Records from a dataset
►

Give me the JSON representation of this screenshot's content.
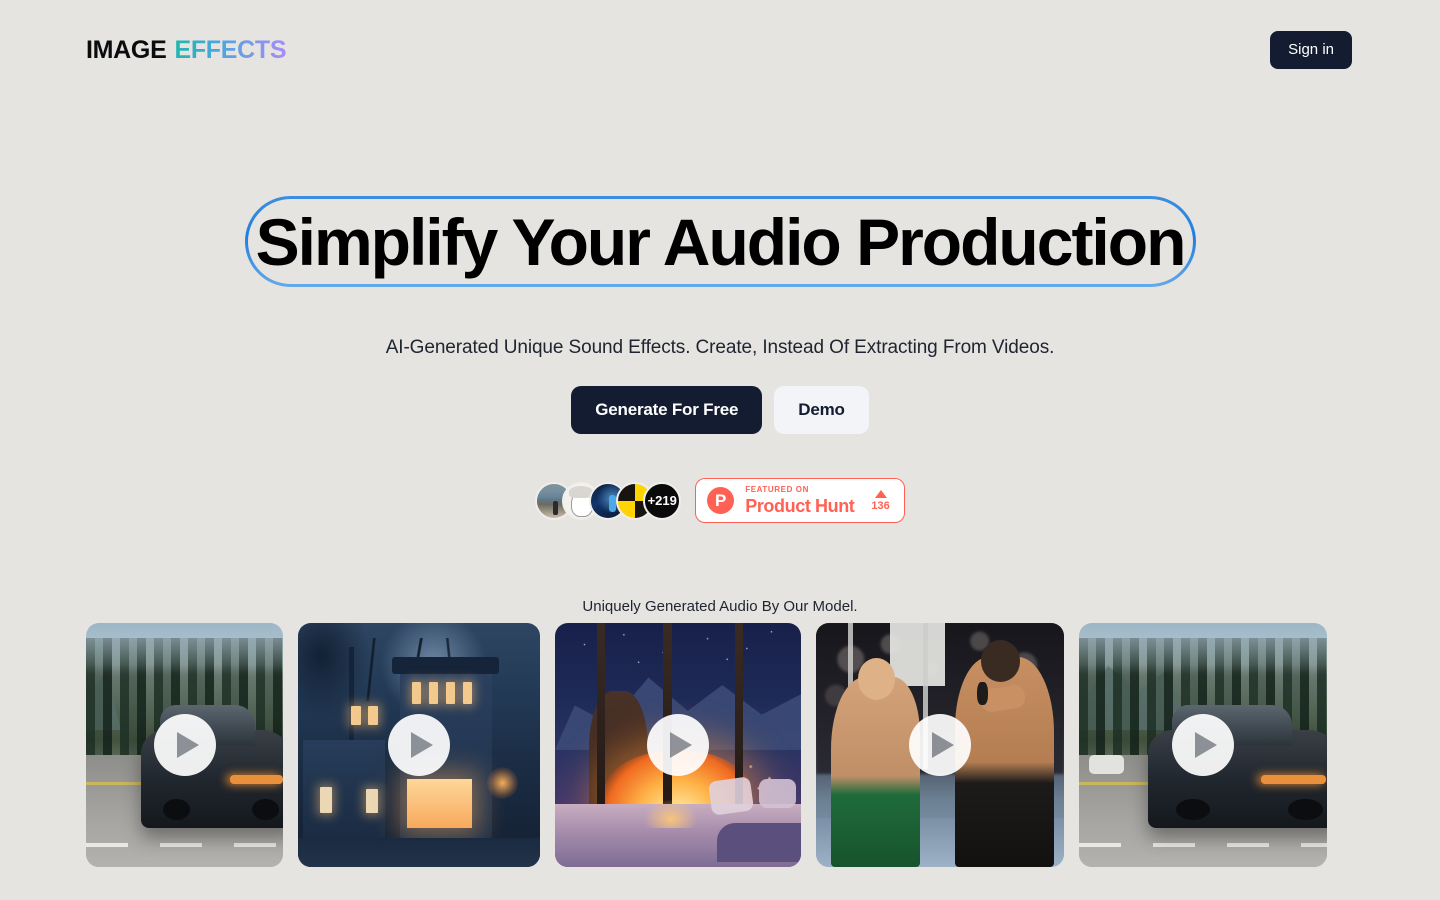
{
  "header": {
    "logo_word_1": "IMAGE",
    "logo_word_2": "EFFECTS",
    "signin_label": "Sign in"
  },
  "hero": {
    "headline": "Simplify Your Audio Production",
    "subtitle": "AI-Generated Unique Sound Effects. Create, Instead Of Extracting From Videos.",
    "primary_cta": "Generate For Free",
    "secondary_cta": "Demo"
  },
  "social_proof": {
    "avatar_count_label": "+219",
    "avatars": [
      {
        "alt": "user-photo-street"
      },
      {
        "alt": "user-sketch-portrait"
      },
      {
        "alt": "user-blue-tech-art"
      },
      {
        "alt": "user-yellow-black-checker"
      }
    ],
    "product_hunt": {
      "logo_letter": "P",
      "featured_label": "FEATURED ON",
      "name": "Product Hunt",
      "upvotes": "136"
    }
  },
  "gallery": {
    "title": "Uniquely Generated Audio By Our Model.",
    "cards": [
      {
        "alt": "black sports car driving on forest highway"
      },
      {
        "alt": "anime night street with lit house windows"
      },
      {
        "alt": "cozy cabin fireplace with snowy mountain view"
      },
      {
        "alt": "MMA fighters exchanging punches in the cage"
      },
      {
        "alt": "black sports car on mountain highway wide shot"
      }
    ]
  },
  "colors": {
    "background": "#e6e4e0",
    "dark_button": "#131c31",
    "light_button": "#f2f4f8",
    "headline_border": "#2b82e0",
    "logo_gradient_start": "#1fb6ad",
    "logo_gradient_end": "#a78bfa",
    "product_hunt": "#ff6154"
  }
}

◄
►

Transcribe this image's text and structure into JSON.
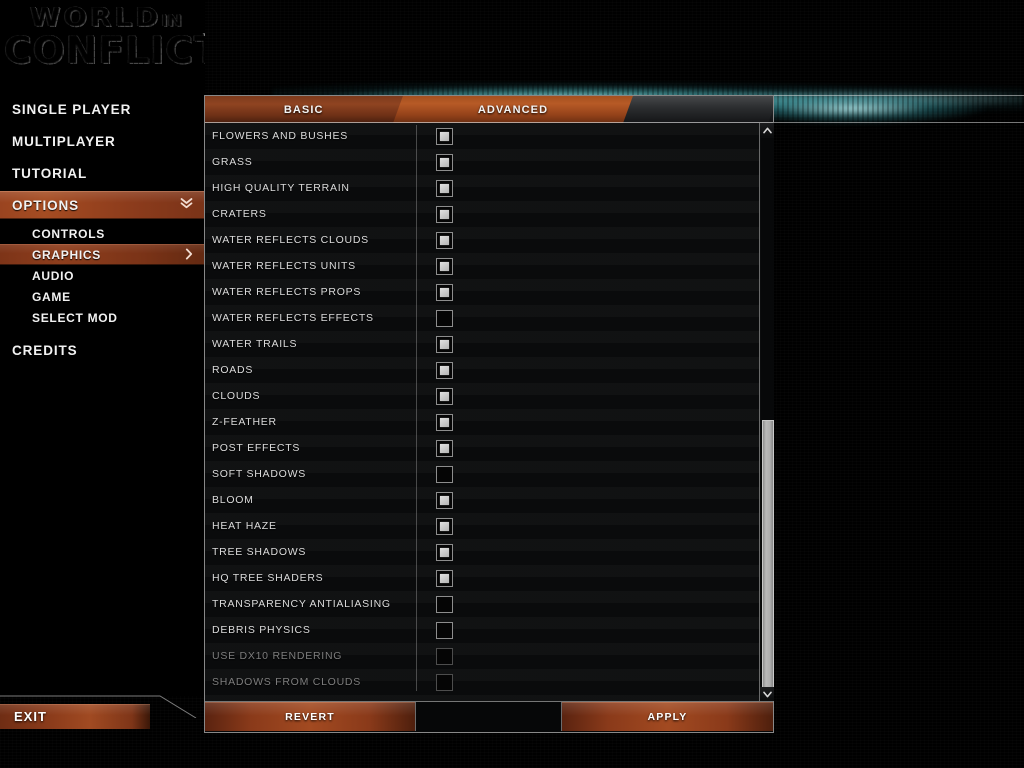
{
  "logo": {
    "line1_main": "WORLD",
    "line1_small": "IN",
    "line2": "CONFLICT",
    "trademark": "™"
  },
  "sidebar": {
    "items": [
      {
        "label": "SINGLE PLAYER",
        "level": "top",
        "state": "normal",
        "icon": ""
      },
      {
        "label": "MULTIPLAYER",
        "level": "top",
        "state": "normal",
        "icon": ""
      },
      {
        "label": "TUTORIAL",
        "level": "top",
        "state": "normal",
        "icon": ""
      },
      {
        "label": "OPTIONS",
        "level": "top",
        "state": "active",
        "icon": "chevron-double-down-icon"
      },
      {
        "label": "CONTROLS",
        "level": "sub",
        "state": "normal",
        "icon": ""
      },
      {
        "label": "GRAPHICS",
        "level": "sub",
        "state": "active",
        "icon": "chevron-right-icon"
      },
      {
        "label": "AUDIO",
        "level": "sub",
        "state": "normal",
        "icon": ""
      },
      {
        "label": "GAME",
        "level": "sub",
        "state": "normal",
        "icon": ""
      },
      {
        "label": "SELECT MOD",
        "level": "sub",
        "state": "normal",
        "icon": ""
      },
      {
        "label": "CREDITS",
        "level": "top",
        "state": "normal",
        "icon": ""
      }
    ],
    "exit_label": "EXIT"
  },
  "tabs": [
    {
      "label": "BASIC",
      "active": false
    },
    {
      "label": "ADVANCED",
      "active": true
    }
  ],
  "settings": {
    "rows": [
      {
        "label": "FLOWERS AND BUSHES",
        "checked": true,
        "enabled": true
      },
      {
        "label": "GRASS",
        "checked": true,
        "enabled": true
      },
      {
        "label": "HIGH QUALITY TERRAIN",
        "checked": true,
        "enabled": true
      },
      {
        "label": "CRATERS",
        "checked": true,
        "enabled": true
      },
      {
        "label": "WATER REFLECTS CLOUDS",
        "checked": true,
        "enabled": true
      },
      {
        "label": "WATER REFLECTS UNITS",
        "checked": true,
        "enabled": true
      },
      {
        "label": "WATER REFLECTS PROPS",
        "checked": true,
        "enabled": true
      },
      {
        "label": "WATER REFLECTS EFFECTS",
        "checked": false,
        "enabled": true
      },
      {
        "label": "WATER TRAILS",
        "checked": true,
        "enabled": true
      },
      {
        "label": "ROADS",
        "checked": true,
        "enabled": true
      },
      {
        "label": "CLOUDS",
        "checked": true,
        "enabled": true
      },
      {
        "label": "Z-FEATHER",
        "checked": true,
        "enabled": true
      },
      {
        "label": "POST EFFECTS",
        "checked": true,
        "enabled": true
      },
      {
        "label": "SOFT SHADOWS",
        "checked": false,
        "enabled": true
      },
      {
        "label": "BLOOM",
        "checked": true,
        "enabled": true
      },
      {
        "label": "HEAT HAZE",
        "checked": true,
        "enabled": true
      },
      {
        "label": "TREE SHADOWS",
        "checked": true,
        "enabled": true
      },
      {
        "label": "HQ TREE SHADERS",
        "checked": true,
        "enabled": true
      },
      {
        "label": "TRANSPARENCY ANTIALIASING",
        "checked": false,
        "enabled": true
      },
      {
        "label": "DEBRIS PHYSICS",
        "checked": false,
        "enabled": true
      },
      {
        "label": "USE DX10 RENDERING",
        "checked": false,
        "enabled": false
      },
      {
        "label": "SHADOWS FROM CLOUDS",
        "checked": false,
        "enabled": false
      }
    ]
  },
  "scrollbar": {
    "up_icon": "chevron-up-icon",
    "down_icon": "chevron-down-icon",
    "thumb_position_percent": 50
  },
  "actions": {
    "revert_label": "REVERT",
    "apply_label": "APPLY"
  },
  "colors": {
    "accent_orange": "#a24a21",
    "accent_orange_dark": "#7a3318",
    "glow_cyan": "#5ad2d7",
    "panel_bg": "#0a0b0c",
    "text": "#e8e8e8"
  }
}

◄
►

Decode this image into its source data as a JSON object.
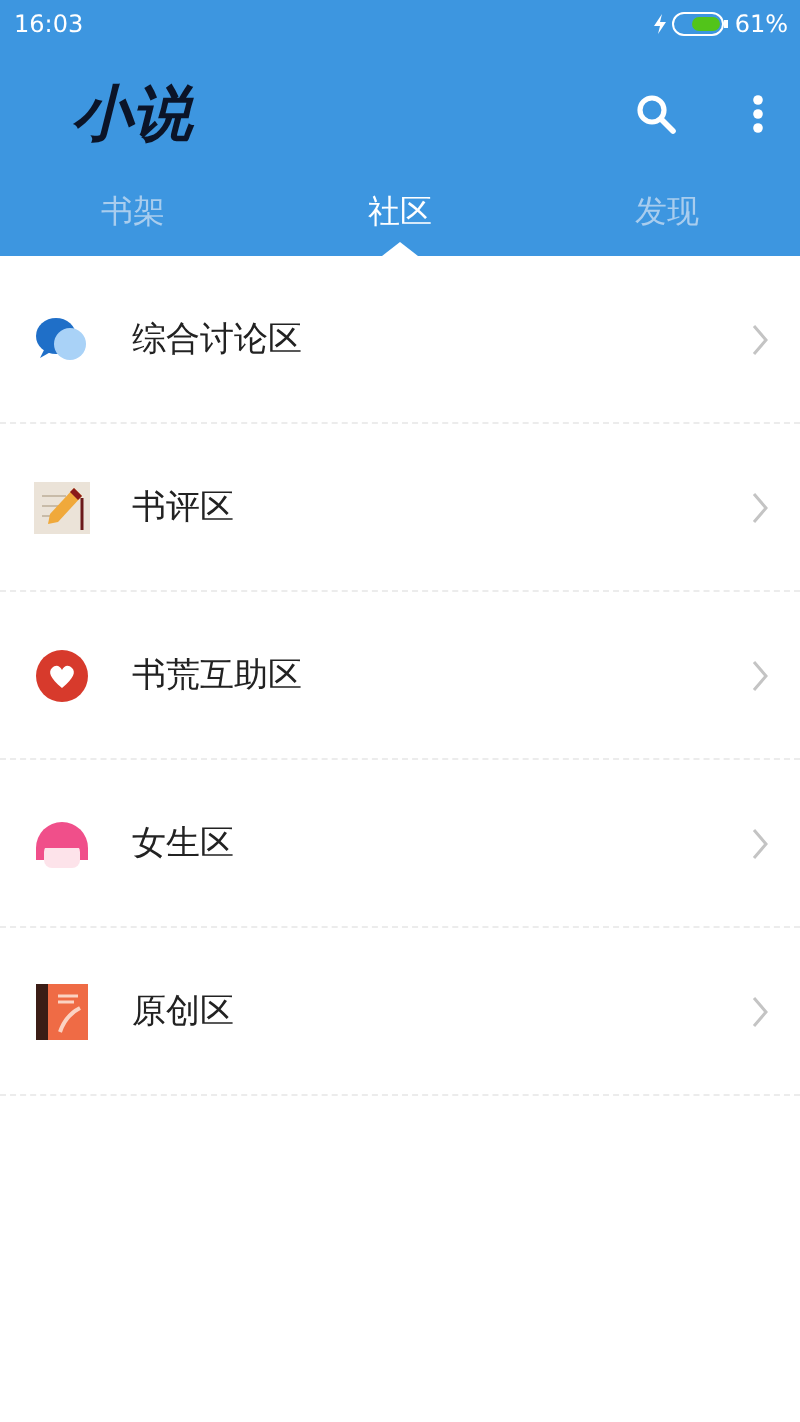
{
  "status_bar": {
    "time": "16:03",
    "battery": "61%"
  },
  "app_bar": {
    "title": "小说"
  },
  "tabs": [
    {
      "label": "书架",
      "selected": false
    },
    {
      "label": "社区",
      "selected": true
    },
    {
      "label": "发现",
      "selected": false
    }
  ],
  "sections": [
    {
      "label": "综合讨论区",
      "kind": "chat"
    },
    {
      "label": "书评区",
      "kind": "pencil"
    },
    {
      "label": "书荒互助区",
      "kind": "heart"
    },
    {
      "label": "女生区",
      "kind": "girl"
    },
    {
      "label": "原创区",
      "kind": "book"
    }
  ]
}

◄

Look above for every line with the word "active" and copy it.

        "state": "active",
        "state": "active",
      "active": false
      "active": true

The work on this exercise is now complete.